▶ _Region boundary data_
"""
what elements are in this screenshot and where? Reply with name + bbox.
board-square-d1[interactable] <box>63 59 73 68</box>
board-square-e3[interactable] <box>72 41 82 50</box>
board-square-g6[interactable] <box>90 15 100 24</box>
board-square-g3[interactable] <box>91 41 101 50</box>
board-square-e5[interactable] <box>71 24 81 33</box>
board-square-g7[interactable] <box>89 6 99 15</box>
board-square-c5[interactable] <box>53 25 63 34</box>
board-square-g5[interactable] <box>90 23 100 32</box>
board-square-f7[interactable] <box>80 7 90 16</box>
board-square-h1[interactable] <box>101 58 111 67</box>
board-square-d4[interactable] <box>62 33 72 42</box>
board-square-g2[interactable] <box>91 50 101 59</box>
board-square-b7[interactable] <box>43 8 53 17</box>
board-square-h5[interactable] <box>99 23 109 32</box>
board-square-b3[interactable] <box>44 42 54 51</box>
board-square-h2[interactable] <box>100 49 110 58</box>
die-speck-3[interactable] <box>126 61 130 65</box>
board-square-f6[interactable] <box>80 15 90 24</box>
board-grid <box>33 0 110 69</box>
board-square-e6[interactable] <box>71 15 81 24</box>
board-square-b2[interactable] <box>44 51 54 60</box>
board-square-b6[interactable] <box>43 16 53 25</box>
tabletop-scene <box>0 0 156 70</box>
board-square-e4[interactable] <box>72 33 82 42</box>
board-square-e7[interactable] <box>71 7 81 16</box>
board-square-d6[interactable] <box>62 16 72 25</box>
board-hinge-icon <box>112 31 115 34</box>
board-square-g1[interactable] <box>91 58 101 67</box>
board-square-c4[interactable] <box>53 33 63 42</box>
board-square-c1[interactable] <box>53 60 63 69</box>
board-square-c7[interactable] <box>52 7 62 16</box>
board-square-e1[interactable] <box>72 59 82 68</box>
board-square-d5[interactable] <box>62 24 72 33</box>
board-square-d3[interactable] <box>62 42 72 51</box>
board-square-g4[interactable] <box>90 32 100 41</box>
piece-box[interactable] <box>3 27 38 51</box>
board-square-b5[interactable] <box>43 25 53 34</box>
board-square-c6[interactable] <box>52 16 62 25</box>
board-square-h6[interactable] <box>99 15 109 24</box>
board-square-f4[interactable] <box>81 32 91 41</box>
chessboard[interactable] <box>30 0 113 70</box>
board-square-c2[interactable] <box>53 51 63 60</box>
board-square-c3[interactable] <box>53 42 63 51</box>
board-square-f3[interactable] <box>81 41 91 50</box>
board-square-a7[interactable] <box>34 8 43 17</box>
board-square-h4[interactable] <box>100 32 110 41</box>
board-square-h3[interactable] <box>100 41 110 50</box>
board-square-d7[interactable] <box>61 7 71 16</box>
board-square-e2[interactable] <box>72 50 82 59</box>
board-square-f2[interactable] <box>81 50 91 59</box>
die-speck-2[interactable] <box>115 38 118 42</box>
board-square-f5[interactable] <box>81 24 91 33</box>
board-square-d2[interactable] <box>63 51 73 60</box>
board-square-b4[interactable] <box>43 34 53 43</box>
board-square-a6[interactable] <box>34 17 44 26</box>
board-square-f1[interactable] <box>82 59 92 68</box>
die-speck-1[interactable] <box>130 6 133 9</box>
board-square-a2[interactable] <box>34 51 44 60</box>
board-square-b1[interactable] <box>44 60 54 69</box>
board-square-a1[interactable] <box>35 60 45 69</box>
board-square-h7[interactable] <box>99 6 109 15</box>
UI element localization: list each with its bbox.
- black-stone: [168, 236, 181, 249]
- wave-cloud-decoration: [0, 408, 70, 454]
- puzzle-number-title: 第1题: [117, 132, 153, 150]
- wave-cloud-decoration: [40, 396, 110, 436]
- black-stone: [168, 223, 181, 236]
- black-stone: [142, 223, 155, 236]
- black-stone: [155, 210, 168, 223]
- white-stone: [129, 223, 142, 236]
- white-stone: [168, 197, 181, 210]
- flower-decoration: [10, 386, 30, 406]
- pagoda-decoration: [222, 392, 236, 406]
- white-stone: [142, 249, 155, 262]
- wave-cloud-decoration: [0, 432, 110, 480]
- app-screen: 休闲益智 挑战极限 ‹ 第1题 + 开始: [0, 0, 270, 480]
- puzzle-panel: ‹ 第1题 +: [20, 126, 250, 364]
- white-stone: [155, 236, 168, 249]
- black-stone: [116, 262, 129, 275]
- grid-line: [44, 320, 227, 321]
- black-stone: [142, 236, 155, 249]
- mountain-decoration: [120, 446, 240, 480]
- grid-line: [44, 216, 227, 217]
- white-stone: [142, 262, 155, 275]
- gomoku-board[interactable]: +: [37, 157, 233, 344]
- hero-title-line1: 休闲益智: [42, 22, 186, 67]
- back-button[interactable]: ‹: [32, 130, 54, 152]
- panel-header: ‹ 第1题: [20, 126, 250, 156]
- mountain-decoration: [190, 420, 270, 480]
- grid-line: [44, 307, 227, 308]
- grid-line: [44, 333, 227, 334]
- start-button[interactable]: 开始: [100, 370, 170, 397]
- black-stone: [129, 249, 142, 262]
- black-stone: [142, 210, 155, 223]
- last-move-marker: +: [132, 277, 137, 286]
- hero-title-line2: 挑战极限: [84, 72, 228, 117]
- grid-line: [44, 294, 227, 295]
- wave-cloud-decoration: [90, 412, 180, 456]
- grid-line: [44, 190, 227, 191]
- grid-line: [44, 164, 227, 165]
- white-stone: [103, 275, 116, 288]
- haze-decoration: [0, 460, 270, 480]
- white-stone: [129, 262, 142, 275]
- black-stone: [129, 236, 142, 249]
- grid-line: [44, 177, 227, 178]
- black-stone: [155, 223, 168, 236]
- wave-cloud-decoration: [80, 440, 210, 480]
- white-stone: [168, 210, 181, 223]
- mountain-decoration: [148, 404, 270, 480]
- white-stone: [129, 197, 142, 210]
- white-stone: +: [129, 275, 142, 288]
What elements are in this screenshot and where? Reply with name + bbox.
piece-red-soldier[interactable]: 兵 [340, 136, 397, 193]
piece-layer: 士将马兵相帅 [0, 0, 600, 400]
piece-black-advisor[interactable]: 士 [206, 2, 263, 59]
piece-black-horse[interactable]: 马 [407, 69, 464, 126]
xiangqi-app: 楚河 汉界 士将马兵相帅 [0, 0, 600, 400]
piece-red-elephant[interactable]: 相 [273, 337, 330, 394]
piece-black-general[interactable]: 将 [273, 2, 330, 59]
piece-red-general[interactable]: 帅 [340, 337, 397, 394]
"""
▶ _WRITTEN EXERCISE_
Convert the listing above, from its first line through the line containing "board-square-g3[interactable] <box>91 41", into a JSON list of strings with one string per line and blank lines omitted.

▶ _RIGHT ANSWER_
[
  "what elements are in this screenshot and where? Reply with name + bbox.",
  "board-square-d1[interactable] <box>63 59 73 68</box>",
  "board-square-e3[interactable] <box>72 41 82 50</box>",
  "board-square-g6[interactable] <box>90 15 100 24</box>",
  "board-square-g3[interactable] <box>91 41 101 50</box>"
]